#### [Excerpt to read]

'''

We confirmed that nanoluciferase activity tracked the concentration of infectious units of HIV-1. For this, we infected PBMC from two donors, collected supernatants after 10 days post-infection and assayed them for nanoluciferase activity and for infection of TZM-bl indicator cells. Figure 4C demonstrates that both readings were highly correlated (R2 = 0.7993, p < 0.0001, n = 23 points). Figure 4D shows the results obtained in TZM-bl cells with supernatants collected from four PBMC donors 10 days after HIV-1 infection. In all four PBMC donors treated with 20 nM buprenorphine, we observed an enhancement in β-gal readings, whereas 1 µM methadone, tested in two donors, did not influence HIV replication. Therefore, buprenorphine increases HIV-1 replication as measured by two techniques; this effect was weak at early time points and became more pronounced over time.

3.3. Effect of Methadone, Buprenorphine, and Morphine on HIV Reactivation from Latency

Whether the MAT drugs methadone and buprenorphine affect HIV reactivation from latency is unknown. To begin to address this question, we used the latently infected T cell line J-Lat 11.1 [56] and the monocytic cell line U1 [57] to test HIV reactivation by opioids. Both cell lines express NOP (Figure 1C). There are two additional reasons why we chose to analyze potential reactivation effects on J-Lat 11.1. First, in our previous work [60], we showed it has less spontaneous reactivation than other J-Lat cells (~10% GFP+ in media), but it is more easily reactivatable by latency-reversing agents, including TNF-α. Second, J-Lat 11.1 possesses an HIV structure more similar to the HIV provirus found in vivo, compared to some of the other J-Lats, such as A1 and A7, which contain only a mini-HIV cassette [56]. Figure 5A is a summary of three independent experiments in the T cell line and demonstrates no HIV reactivation from J-Lat 11.1 by either buprenorphine, methadone, or morphine across various concentrations that match plasma levels measured in individuals using drugs. We confirmed the lack of HIV reactivating effects of buprenorphine in a separate clone of J-Lat (A7), even when we used a concentration of 2 µM (Supplemental Figure S3). Figure 5B shows by representative flow cytometry plots that buprenorphine did not increase the percentage of GFP+ J-Lat 11.1 cells at 2 and 20 nM, whereas TNF-ɑ strongly induced GFP expression from the HIV promoter. Buprenorphine also did not enhance TNF-ɑ induced HIV reactivation. Likewise, depicted in Figure 5C, none of the opioid treatments stimulated HIV reactivation from the monocytic cell line U1, as measured by a RT-ddPCR assay for HIV-1 LTR-driven poly(A) copies (since U1 cells do not contain a GFP indicator gene). Again, TNF-α reactivated HIV efficiently from U1 cells. Not surprisingly, none of the opioids induced TNF-α mRNA expression in the U1 cells (Figure 5D). In conclusion, buprenorphine, methadone or morphine did not reactivate HIV-1 in the latently infected J-Lat 11.1 T cells or U1 monocytes.

Figure 5.

'''

#### [What this exercise asks]
a: Answer these questions using the opioid and HIV excerpt above:
(i) What concentration of methadone was tested in two PBMC donors?
(ii) Which two latently infected cell lines were used to test HIV reactivation by opioids?
(iii) Why was HIV reactivation in U1 cells measured with an RT-ddPCR assay?
b: Retype the part of the opioid and HIV excerpt above starting at "We confirmed that" and ending at "pronounced over time.".

[Dataset items]
'''

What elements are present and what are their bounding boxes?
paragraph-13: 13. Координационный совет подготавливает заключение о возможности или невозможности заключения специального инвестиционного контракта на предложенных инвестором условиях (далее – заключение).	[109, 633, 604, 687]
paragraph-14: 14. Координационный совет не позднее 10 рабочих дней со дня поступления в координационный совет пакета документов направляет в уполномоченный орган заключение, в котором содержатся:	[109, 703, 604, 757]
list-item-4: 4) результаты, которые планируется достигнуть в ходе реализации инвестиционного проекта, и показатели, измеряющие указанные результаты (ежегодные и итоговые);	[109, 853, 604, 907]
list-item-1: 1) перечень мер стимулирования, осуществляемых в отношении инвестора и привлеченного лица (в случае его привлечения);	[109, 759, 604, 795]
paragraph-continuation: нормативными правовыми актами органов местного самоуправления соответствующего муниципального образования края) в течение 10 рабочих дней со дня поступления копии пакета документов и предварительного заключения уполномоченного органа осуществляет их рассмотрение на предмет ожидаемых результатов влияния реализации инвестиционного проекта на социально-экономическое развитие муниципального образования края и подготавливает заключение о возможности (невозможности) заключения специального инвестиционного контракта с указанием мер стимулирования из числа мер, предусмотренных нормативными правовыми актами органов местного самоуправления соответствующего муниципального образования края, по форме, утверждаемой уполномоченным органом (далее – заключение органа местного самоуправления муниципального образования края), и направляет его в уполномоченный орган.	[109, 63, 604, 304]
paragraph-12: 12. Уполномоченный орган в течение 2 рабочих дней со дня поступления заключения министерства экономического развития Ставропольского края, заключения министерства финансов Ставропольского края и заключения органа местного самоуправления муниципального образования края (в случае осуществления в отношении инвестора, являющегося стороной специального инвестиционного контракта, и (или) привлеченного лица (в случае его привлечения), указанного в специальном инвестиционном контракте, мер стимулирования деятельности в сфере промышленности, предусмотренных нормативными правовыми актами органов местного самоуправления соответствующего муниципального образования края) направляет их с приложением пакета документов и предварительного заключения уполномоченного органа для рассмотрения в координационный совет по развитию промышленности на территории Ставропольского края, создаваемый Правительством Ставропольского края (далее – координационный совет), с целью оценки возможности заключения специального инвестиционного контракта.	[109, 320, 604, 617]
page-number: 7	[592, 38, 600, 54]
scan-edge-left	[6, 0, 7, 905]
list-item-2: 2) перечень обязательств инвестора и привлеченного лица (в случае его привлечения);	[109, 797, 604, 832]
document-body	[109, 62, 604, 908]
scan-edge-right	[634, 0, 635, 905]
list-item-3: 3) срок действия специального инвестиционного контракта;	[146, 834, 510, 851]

'''

#### [Answers for the tasks]
a:
(i) 1 µM
(ii) The T cell line J-Lat 11.1 and the monocytic cell line U1
(iii) U1 cells do not contain a GFP indicator gene.

b:
We confirmed that nanoluciferase activity tracked the concentration of infectious units of HIV-1. For this, we infected PBMC from two donors, collected supernatants after 10 days post-infection and assayed them for nanoluciferase activity and for infection of TZM-bl indicator cells. Figure 4C demonstrates that both readings were highly correlated (R2 = 0.7993, p < 0.0001, n = 23 points). Figure 4D shows the results obtained in TZM-bl cells with supernatants collected from four PBMC donors 10 days after HIV-1 infection. In all four PBMC donors treated with 20 nM buprenorphine, we observed an enhancement in β-gal readings, whereas 1 µM methadone, tested in two donors, did not influence HIV replication. Therefore, buprenorphine increases HIV-1 replication as measured by two techniques; this effect was weak at early time points and became more pronounced over time.